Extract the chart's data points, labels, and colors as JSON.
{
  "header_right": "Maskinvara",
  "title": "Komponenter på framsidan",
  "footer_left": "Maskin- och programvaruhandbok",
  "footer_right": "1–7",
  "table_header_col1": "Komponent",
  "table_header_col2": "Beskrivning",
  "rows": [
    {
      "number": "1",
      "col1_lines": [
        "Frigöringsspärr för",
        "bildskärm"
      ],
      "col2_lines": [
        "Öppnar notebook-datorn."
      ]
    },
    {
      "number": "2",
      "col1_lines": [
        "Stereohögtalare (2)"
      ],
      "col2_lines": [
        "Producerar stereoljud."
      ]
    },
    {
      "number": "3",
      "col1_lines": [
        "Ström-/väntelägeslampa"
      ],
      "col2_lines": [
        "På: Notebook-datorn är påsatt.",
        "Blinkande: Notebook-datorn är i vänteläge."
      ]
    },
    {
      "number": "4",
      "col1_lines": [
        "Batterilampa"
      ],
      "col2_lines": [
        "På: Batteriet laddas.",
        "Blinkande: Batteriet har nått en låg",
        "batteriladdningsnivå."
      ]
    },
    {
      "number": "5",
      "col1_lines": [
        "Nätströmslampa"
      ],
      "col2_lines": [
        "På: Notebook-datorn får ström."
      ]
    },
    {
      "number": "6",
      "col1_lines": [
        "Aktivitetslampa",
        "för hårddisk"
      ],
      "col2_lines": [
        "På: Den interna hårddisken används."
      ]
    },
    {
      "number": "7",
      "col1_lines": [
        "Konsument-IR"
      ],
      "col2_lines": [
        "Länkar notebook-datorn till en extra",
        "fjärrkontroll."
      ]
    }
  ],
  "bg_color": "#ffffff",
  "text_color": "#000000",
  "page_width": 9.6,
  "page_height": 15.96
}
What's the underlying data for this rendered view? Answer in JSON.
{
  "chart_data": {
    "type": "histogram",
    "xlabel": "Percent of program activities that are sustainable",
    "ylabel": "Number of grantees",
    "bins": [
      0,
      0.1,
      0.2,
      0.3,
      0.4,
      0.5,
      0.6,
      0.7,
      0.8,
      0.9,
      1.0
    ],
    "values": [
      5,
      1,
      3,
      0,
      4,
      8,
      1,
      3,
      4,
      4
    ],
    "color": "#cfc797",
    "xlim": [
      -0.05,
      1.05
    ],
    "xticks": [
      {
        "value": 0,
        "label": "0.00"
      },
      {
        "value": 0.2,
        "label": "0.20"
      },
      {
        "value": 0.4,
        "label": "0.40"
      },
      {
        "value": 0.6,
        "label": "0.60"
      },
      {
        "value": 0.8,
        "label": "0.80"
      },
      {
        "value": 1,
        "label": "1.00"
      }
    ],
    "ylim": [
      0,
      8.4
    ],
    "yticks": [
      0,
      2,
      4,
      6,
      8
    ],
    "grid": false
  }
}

_GIVEN PROBLEM_
Go through the listing above and restate it word for word.

_THE SOLUTION_
Extract the chart's data points, labels, and colors as JSON.
{
  "header_right": "Maskinvara",
  "title": "Komponenter på framsidan",
  "footer_left": "Maskin- och programvaruhandbok",
  "footer_right": "1–7",
  "table_header_col1": "Komponent",
  "table_header_col2": "Beskrivning",
  "rows": [
    {
      "number": "1",
      "col1_lines": [
        "Frigöringsspärr för",
        "bildskärm"
      ],
      "col2_lines": [
        "Öppnar notebook-datorn."
      ]
    },
    {
      "number": "2",
      "col1_lines": [
        "Stereohögtalare (2)"
      ],
      "col2_lines": [
        "Producerar stereoljud."
      ]
    },
    {
      "number": "3",
      "col1_lines": [
        "Ström-/väntelägeslampa"
      ],
      "col2_lines": [
        "På: Notebook-datorn är påsatt.",
        "Blinkande: Notebook-datorn är i vänteläge."
      ]
    },
    {
      "number": "4",
      "col1_lines": [
        "Batterilampa"
      ],
      "col2_lines": [
        "På: Batteriet laddas.",
        "Blinkande: Batteriet har nått en låg",
        "batteriladdningsnivå."
      ]
    },
    {
      "number": "5",
      "col1_lines": [
        "Nätströmslampa"
      ],
      "col2_lines": [
        "På: Notebook-datorn får ström."
      ]
    },
    {
      "number": "6",
      "col1_lines": [
        "Aktivitetslampa",
        "för hårddisk"
      ],
      "col2_lines": [
        "På: Den interna hårddisken används."
      ]
    },
    {
      "number": "7",
      "col1_lines": [
        "Konsument-IR"
      ],
      "col2_lines": [
        "Länkar notebook-datorn till en extra",
        "fjärrkontroll."
      ]
    }
  ],
  "bg_color": "#ffffff",
  "text_color": "#000000",
  "page_width": 9.6,
  "page_height": 15.96
}
What's the underlying data for this rendered view? Answer in JSON.
{
  "chart_data": {
    "type": "histogram",
    "xlabel": "Percent of program activities that are sustainable",
    "ylabel": "Number of grantees",
    "bins": [
      0,
      0.1,
      0.2,
      0.3,
      0.4,
      0.5,
      0.6,
      0.7,
      0.8,
      0.9,
      1.0
    ],
    "values": [
      5,
      1,
      3,
      0,
      4,
      8,
      1,
      3,
      4,
      4
    ],
    "color": "#cfc797",
    "xlim": [
      -0.05,
      1.05
    ],
    "xticks": [
      {
        "value": 0,
        "label": "0.00"
      },
      {
        "value": 0.2,
        "label": "0.20"
      },
      {
        "value": 0.4,
        "label": "0.40"
      },
      {
        "value": 0.6,
        "label": "0.60"
      },
      {
        "value": 0.8,
        "label": "0.80"
      },
      {
        "value": 1,
        "label": "1.00"
      }
    ],
    "ylim": [
      0,
      8.4
    ],
    "yticks": [
      0,
      2,
      4,
      6,
      8
    ],
    "grid": false
  }
}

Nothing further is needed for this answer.